- **Set problem**
Every line holding the string "Budgets" should be gathered.
***
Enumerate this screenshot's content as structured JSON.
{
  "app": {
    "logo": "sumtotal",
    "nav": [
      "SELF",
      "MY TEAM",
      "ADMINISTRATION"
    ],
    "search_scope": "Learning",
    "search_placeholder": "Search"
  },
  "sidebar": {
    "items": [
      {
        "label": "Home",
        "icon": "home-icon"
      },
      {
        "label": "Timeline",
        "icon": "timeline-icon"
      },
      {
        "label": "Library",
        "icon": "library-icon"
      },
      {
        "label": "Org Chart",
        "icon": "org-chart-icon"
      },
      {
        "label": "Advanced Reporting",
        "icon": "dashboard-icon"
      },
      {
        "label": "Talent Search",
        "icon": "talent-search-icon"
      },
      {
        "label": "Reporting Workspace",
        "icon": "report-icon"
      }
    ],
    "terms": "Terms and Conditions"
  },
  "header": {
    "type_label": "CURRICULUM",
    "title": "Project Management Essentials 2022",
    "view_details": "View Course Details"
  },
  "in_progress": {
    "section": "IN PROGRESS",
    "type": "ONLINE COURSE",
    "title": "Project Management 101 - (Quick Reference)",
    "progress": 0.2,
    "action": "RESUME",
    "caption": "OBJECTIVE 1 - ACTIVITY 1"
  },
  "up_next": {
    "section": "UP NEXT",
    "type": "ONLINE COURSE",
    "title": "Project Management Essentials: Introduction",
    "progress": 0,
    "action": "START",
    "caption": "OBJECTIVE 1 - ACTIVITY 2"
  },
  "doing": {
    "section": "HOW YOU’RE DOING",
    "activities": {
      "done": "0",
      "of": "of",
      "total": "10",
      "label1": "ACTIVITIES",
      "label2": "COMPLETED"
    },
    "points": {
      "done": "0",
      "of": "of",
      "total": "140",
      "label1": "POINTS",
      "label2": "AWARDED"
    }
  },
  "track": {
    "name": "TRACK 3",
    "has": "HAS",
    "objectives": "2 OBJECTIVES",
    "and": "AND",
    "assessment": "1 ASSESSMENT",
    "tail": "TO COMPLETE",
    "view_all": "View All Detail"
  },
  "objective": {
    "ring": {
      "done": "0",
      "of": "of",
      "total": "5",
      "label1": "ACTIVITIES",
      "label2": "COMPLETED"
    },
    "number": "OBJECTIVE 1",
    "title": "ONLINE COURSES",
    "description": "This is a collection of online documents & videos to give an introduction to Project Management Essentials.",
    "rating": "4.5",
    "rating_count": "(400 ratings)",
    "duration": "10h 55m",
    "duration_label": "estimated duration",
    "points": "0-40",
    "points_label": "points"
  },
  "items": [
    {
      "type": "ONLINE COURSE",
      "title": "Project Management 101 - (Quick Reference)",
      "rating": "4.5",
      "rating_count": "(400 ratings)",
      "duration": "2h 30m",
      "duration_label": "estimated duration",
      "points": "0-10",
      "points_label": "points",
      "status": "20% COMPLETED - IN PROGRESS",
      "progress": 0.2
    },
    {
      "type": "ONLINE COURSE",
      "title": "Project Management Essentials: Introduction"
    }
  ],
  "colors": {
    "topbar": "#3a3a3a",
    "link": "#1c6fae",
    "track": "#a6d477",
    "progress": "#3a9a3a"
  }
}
***
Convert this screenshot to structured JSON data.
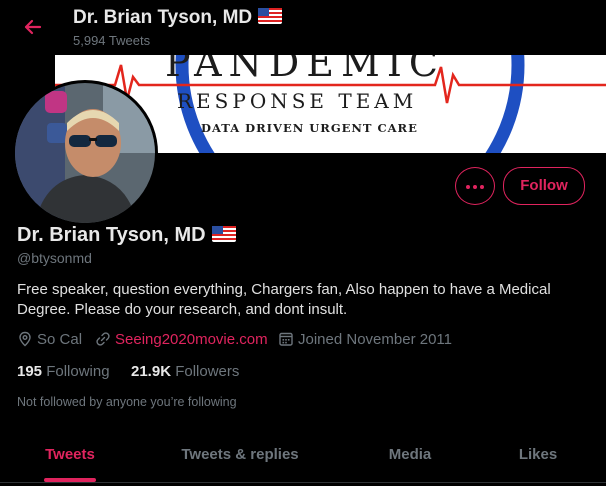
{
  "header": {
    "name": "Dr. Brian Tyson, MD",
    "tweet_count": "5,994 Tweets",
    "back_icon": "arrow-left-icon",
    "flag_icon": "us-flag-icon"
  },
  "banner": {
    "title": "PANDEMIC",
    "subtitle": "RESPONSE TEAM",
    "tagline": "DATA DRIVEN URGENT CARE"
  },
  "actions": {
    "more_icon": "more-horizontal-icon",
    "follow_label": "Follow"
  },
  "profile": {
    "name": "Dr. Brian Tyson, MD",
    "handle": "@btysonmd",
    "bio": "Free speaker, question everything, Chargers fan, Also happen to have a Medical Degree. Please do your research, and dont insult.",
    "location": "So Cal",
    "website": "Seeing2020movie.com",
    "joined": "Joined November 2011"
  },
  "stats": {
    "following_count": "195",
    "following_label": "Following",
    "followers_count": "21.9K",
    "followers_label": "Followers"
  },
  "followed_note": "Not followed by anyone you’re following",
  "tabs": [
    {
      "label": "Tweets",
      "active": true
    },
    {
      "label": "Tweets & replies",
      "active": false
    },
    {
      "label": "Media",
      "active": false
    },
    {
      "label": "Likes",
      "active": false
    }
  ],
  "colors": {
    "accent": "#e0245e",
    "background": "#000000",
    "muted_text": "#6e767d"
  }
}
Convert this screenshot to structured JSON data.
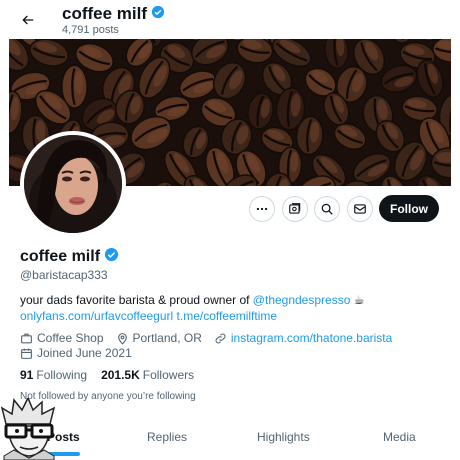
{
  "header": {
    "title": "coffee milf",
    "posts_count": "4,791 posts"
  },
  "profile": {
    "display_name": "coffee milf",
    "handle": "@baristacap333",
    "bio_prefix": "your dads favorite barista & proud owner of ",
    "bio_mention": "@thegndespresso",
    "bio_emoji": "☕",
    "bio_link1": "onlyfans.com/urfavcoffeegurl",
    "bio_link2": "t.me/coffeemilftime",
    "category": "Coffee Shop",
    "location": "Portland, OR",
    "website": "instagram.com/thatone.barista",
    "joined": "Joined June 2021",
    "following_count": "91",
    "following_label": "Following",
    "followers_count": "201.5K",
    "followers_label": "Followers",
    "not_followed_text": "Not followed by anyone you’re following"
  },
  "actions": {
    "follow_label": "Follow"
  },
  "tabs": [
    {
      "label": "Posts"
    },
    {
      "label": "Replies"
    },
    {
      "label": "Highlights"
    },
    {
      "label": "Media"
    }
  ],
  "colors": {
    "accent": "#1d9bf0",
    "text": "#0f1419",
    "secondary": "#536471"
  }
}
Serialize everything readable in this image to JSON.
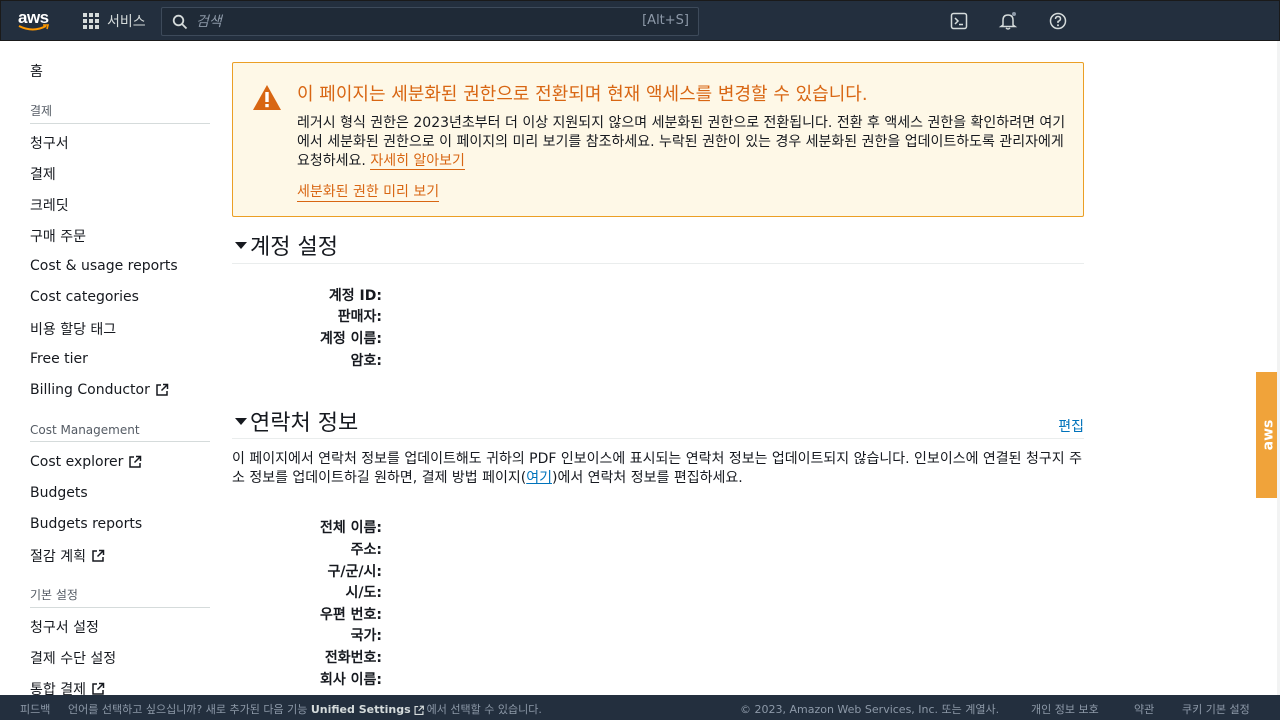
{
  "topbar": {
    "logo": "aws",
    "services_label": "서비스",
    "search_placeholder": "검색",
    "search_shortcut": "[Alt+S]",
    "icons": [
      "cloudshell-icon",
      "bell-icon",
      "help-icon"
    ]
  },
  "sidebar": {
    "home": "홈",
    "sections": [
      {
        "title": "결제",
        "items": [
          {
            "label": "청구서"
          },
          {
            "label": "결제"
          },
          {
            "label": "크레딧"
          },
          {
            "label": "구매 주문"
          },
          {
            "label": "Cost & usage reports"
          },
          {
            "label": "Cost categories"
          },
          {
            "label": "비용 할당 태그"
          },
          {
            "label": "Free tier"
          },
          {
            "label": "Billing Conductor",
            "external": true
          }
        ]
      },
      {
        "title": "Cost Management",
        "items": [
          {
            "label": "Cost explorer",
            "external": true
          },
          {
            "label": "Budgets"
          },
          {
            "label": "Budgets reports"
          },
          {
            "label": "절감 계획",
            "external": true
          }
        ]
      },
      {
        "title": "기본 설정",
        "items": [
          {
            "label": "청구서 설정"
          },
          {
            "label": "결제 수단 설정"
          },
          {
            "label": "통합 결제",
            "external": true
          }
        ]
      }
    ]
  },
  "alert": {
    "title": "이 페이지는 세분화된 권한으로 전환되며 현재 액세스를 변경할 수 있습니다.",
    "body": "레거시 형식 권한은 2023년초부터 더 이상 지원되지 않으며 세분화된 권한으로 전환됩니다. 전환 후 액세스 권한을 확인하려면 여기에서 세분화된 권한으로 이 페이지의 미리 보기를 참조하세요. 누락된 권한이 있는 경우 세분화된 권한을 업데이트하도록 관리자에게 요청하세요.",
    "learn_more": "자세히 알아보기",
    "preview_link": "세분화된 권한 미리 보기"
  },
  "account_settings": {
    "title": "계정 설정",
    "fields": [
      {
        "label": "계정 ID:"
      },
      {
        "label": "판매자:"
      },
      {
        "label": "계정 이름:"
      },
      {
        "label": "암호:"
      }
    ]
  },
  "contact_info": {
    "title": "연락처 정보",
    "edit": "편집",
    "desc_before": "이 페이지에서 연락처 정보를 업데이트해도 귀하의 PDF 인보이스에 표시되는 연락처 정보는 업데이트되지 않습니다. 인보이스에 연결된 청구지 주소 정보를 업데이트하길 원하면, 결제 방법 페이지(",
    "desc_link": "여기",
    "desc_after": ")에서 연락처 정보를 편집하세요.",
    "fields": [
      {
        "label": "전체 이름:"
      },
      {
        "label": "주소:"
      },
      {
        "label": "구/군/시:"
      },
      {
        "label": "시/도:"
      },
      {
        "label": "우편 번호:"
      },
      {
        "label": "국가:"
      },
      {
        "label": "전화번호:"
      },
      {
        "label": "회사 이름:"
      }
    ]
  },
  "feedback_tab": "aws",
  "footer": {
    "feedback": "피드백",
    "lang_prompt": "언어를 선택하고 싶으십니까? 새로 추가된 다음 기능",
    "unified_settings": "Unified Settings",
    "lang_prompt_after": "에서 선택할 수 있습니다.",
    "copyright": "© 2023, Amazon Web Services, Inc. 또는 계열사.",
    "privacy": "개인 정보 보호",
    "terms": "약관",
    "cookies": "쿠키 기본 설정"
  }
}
***
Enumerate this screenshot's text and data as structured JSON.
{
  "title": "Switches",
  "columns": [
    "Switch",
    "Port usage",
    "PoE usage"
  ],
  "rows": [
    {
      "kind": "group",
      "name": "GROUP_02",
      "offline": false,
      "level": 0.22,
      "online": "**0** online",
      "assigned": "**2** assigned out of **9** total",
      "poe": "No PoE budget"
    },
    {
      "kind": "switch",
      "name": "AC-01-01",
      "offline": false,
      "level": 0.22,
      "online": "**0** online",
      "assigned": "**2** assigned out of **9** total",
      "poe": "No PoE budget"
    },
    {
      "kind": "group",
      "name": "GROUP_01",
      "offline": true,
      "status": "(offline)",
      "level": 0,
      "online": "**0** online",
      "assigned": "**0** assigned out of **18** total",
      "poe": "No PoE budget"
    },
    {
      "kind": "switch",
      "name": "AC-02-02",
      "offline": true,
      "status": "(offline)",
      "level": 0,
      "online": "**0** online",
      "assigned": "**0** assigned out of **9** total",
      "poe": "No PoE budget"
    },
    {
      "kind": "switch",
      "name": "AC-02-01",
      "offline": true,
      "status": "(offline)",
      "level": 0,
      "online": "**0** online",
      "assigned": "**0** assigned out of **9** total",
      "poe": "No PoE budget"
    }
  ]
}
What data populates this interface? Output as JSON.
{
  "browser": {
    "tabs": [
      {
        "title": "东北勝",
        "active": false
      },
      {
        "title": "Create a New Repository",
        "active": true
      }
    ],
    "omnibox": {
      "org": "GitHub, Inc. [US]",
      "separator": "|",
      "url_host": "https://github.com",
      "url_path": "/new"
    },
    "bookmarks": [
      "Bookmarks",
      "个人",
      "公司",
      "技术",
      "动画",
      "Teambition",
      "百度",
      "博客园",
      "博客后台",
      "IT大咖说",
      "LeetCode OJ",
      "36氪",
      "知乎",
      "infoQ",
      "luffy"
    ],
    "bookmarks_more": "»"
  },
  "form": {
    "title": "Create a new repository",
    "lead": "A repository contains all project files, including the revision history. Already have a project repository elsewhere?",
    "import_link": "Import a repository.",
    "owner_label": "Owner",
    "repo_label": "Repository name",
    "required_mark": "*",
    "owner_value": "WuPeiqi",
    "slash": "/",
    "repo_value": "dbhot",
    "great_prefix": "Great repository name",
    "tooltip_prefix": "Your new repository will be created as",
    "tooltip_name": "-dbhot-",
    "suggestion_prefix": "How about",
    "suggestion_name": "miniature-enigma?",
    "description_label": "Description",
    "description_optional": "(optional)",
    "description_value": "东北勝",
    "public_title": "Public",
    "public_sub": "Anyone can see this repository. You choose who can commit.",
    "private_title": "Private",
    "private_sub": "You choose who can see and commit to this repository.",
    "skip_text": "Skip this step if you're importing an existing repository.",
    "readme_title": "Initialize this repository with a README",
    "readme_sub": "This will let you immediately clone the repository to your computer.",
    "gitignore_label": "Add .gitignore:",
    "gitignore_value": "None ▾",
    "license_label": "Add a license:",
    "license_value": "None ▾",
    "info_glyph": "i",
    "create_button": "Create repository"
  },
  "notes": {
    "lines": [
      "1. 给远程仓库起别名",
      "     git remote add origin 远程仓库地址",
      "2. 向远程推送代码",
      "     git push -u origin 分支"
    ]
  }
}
***
- **Task response**
            "label": "Budgets"
            "label": "Budgets reports"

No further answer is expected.